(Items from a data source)
>>

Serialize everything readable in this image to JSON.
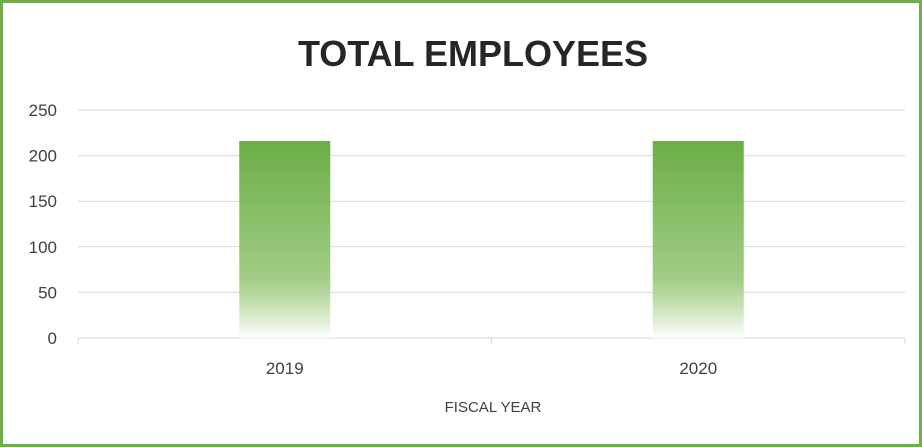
{
  "chart_data": {
    "type": "bar",
    "title": "TOTAL EMPLOYEES",
    "categories": [
      "2019",
      "2020"
    ],
    "values": [
      216,
      216
    ],
    "xlabel": "FISCAL YEAR",
    "ylabel": "",
    "ylim": [
      0,
      250
    ],
    "yticks": [
      0,
      50,
      100,
      150,
      200,
      250
    ],
    "grid": true,
    "legend": "none",
    "colors": {
      "bar": "#6aad45",
      "frame": "#6db04a",
      "grid": "#d9d9d9"
    }
  }
}
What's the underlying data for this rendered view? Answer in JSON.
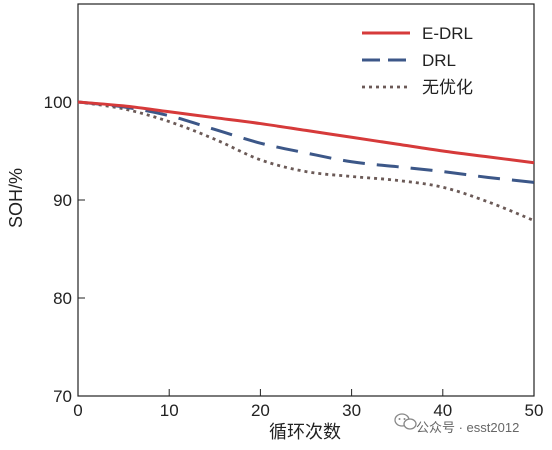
{
  "chart_data": {
    "type": "line",
    "title": "",
    "xlabel": "循环次数",
    "ylabel": "SOH/%",
    "xlim": [
      0,
      50
    ],
    "ylim": [
      70,
      110
    ],
    "xticks": [
      "0",
      "10",
      "20",
      "30",
      "40",
      "50"
    ],
    "yticks": [
      "70",
      "80",
      "90",
      "100"
    ],
    "grid": false,
    "legend_position": "top-right",
    "series": [
      {
        "name": "E-DRL",
        "style": "solid",
        "color": "#d63a3a",
        "x": [
          0,
          5,
          10,
          15,
          20,
          25,
          30,
          35,
          40,
          45,
          50
        ],
        "y": [
          100,
          99.6,
          99.0,
          98.4,
          97.8,
          97.1,
          96.4,
          95.7,
          95.0,
          94.4,
          93.8
        ]
      },
      {
        "name": "DRL",
        "style": "dashed",
        "color": "#3c5788",
        "x": [
          0,
          5,
          10,
          15,
          20,
          25,
          30,
          35,
          40,
          45,
          50
        ],
        "y": [
          100,
          99.5,
          98.6,
          97.2,
          95.8,
          94.8,
          93.9,
          93.4,
          92.9,
          92.3,
          91.8
        ]
      },
      {
        "name": "无优化",
        "style": "dotted",
        "color": "#6b5a57",
        "x": [
          0,
          5,
          10,
          15,
          20,
          25,
          30,
          35,
          40,
          45,
          50
        ],
        "y": [
          100,
          99.3,
          98.0,
          96.2,
          94.1,
          92.9,
          92.4,
          92.0,
          91.3,
          89.8,
          87.9
        ]
      }
    ]
  },
  "watermark": {
    "text": "公众号 · esst2012",
    "icon": "wechat-icon"
  }
}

<<

EXERCISE AIM:
Without the pictures, return all the records precisely as they stand.

FULL SOLUTION:
Serialize everything readable in this image to JSON.
{
  "chart_data": {
    "type": "bar",
    "title": "TOTAL EMPLOYEES",
    "categories": [
      "2019",
      "2020"
    ],
    "values": [
      216,
      216
    ],
    "xlabel": "FISCAL YEAR",
    "ylabel": "",
    "ylim": [
      0,
      250
    ],
    "yticks": [
      0,
      50,
      100,
      150,
      200,
      250
    ],
    "grid": true,
    "legend": "none",
    "colors": {
      "bar": "#6aad45",
      "frame": "#6db04a",
      "grid": "#d9d9d9"
    }
  }
}
What's the underlying data for this rendered view? Answer in JSON.
{
  "chart_data": {
    "type": "line",
    "title": "",
    "xlabel": "循环次数",
    "ylabel": "SOH/%",
    "xlim": [
      0,
      50
    ],
    "ylim": [
      70,
      110
    ],
    "xticks": [
      "0",
      "10",
      "20",
      "30",
      "40",
      "50"
    ],
    "yticks": [
      "70",
      "80",
      "90",
      "100"
    ],
    "grid": false,
    "legend_position": "top-right",
    "series": [
      {
        "name": "E-DRL",
        "style": "solid",
        "color": "#d63a3a",
        "x": [
          0,
          5,
          10,
          15,
          20,
          25,
          30,
          35,
          40,
          45,
          50
        ],
        "y": [
          100,
          99.6,
          99.0,
          98.4,
          97.8,
          97.1,
          96.4,
          95.7,
          95.0,
          94.4,
          93.8
        ]
      },
      {
        "name": "DRL",
        "style": "dashed",
        "color": "#3c5788",
        "x": [
          0,
          5,
          10,
          15,
          20,
          25,
          30,
          35,
          40,
          45,
          50
        ],
        "y": [
          100,
          99.5,
          98.6,
          97.2,
          95.8,
          94.8,
          93.9,
          93.4,
          92.9,
          92.3,
          91.8
        ]
      },
      {
        "name": "无优化",
        "style": "dotted",
        "color": "#6b5a57",
        "x": [
          0,
          5,
          10,
          15,
          20,
          25,
          30,
          35,
          40,
          45,
          50
        ],
        "y": [
          100,
          99.3,
          98.0,
          96.2,
          94.1,
          92.9,
          92.4,
          92.0,
          91.3,
          89.8,
          87.9
        ]
      }
    ]
  },
  "watermark": {
    "text": "公众号 · esst2012",
    "icon": "wechat-icon"
  }
}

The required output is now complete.